Filter the records below and copy every line containing the word "computer".
[start of TASK MATERIAL]
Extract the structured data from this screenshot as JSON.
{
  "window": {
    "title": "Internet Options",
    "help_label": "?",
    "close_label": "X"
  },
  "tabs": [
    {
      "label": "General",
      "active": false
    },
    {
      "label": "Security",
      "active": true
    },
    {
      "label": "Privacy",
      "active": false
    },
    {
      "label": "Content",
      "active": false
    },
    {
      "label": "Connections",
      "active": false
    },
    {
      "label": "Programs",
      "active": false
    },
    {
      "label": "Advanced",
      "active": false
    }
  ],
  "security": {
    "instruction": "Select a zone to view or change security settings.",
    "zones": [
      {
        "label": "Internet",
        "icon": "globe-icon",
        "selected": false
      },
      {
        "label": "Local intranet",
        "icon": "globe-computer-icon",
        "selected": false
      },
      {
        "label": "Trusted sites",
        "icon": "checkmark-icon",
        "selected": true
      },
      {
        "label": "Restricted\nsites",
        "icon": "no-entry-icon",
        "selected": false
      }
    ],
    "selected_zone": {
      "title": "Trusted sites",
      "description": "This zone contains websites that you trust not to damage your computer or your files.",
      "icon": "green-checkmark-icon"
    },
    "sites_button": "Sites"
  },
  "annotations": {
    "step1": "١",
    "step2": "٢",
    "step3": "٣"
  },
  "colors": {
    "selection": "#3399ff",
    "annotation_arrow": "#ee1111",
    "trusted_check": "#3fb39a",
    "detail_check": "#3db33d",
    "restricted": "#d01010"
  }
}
[end of TASK MATERIAL]
= COMPLETED EXERCISE =
        "icon": "globe-computer-icon",
      "description": "This zone contains websites that you trust not to damage your computer or your files.",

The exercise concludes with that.